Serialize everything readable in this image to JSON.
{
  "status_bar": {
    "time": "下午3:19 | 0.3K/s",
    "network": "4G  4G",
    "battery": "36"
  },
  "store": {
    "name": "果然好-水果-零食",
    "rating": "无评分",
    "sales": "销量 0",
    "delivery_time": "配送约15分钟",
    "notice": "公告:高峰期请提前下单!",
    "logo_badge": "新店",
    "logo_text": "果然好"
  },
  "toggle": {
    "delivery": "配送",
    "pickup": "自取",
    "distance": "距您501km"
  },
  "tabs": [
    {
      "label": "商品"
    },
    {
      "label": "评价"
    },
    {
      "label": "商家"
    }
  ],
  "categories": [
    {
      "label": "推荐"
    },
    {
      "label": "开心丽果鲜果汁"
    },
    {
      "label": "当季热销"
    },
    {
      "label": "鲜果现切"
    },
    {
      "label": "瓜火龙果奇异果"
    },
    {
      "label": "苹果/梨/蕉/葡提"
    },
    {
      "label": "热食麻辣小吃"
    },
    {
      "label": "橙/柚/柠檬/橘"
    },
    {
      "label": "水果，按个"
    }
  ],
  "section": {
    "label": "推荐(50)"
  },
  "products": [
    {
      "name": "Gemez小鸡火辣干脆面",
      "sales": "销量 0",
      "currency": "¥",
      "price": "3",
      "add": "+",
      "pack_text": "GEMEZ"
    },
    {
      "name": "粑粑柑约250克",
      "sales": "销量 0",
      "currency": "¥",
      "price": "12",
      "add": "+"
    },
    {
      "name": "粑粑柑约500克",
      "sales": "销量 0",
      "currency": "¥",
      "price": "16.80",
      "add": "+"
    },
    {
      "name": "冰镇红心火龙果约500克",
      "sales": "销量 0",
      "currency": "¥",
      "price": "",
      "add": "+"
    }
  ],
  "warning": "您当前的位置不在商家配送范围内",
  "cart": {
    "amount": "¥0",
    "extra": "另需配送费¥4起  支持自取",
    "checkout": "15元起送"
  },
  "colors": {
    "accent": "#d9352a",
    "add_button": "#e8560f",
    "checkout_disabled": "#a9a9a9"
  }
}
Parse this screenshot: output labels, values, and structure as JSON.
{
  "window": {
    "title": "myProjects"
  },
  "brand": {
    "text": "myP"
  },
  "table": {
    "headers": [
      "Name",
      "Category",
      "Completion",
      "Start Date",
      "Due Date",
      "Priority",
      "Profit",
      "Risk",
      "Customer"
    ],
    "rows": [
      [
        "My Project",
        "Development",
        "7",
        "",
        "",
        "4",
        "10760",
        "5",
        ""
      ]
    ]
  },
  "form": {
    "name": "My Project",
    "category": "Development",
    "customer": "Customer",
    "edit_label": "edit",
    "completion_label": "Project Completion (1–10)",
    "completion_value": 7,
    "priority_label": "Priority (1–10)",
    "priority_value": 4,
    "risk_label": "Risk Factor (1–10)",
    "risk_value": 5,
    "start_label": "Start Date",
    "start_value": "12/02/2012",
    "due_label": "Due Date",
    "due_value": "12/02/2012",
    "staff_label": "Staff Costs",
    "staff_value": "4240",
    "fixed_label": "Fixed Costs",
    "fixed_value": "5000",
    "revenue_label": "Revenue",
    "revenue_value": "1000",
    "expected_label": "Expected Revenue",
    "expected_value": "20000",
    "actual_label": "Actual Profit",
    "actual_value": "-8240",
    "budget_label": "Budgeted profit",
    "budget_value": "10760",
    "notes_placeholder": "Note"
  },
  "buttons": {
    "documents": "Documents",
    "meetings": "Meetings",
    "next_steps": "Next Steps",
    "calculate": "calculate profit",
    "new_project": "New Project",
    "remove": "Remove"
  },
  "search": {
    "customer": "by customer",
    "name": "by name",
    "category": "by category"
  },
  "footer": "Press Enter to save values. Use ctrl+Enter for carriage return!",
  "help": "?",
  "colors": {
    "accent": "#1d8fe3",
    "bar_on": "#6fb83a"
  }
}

════

Work to do » Write the entries again, exactly as they stand.

Answer below »
Serialize everything readable in this image to JSON.
{
  "status_bar": {
    "time": "下午3:19 | 0.3K/s",
    "network": "4G  4G",
    "battery": "36"
  },
  "store": {
    "name": "果然好-水果-零食",
    "rating": "无评分",
    "sales": "销量 0",
    "delivery_time": "配送约15分钟",
    "notice": "公告:高峰期请提前下单!",
    "logo_badge": "新店",
    "logo_text": "果然好"
  },
  "toggle": {
    "delivery": "配送",
    "pickup": "自取",
    "distance": "距您501km"
  },
  "tabs": [
    {
      "label": "商品"
    },
    {
      "label": "评价"
    },
    {
      "label": "商家"
    }
  ],
  "categories": [
    {
      "label": "推荐"
    },
    {
      "label": "开心丽果鲜果汁"
    },
    {
      "label": "当季热销"
    },
    {
      "label": "鲜果现切"
    },
    {
      "label": "瓜火龙果奇异果"
    },
    {
      "label": "苹果/梨/蕉/葡提"
    },
    {
      "label": "热食麻辣小吃"
    },
    {
      "label": "橙/柚/柠檬/橘"
    },
    {
      "label": "水果，按个"
    }
  ],
  "section": {
    "label": "推荐(50)"
  },
  "products": [
    {
      "name": "Gemez小鸡火辣干脆面",
      "sales": "销量 0",
      "currency": "¥",
      "price": "3",
      "add": "+",
      "pack_text": "GEMEZ"
    },
    {
      "name": "粑粑柑约250克",
      "sales": "销量 0",
      "currency": "¥",
      "price": "12",
      "add": "+"
    },
    {
      "name": "粑粑柑约500克",
      "sales": "销量 0",
      "currency": "¥",
      "price": "16.80",
      "add": "+"
    },
    {
      "name": "冰镇红心火龙果约500克",
      "sales": "销量 0",
      "currency": "¥",
      "price": "",
      "add": "+"
    }
  ],
  "warning": "您当前的位置不在商家配送范围内",
  "cart": {
    "amount": "¥0",
    "extra": "另需配送费¥4起  支持自取",
    "checkout": "15元起送"
  },
  "colors": {
    "accent": "#d9352a",
    "add_button": "#e8560f",
    "checkout_disabled": "#a9a9a9"
  }
}
Parse this screenshot: output labels, values, and structure as JSON.
{
  "window": {
    "title": "myProjects"
  },
  "brand": {
    "text": "myP"
  },
  "table": {
    "headers": [
      "Name",
      "Category",
      "Completion",
      "Start Date",
      "Due Date",
      "Priority",
      "Profit",
      "Risk",
      "Customer"
    ],
    "rows": [
      [
        "My Project",
        "Development",
        "7",
        "",
        "",
        "4",
        "10760",
        "5",
        ""
      ]
    ]
  },
  "form": {
    "name": "My Project",
    "category": "Development",
    "customer": "Customer",
    "edit_label": "edit",
    "completion_label": "Project Completion (1–10)",
    "completion_value": 7,
    "priority_label": "Priority (1–10)",
    "priority_value": 4,
    "risk_label": "Risk Factor (1–10)",
    "risk_value": 5,
    "start_label": "Start Date",
    "start_value": "12/02/2012",
    "due_label": "Due Date",
    "due_value": "12/02/2012",
    "staff_label": "Staff Costs",
    "staff_value": "4240",
    "fixed_label": "Fixed Costs",
    "fixed_value": "5000",
    "revenue_label": "Revenue",
    "revenue_value": "1000",
    "expected_label": "Expected Revenue",
    "expected_value": "20000",
    "actual_label": "Actual Profit",
    "actual_value": "-8240",
    "budget_label": "Budgeted profit",
    "budget_value": "10760",
    "notes_placeholder": "Note"
  },
  "buttons": {
    "documents": "Documents",
    "meetings": "Meetings",
    "next_steps": "Next Steps",
    "calculate": "calculate profit",
    "new_project": "New Project",
    "remove": "Remove"
  },
  "search": {
    "customer": "by customer",
    "name": "by name",
    "category": "by category"
  },
  "footer": "Press Enter to save values. Use ctrl+Enter for carriage return!",
  "help": "?",
  "colors": {
    "accent": "#1d8fe3",
    "bar_on": "#6fb83a"
  }
}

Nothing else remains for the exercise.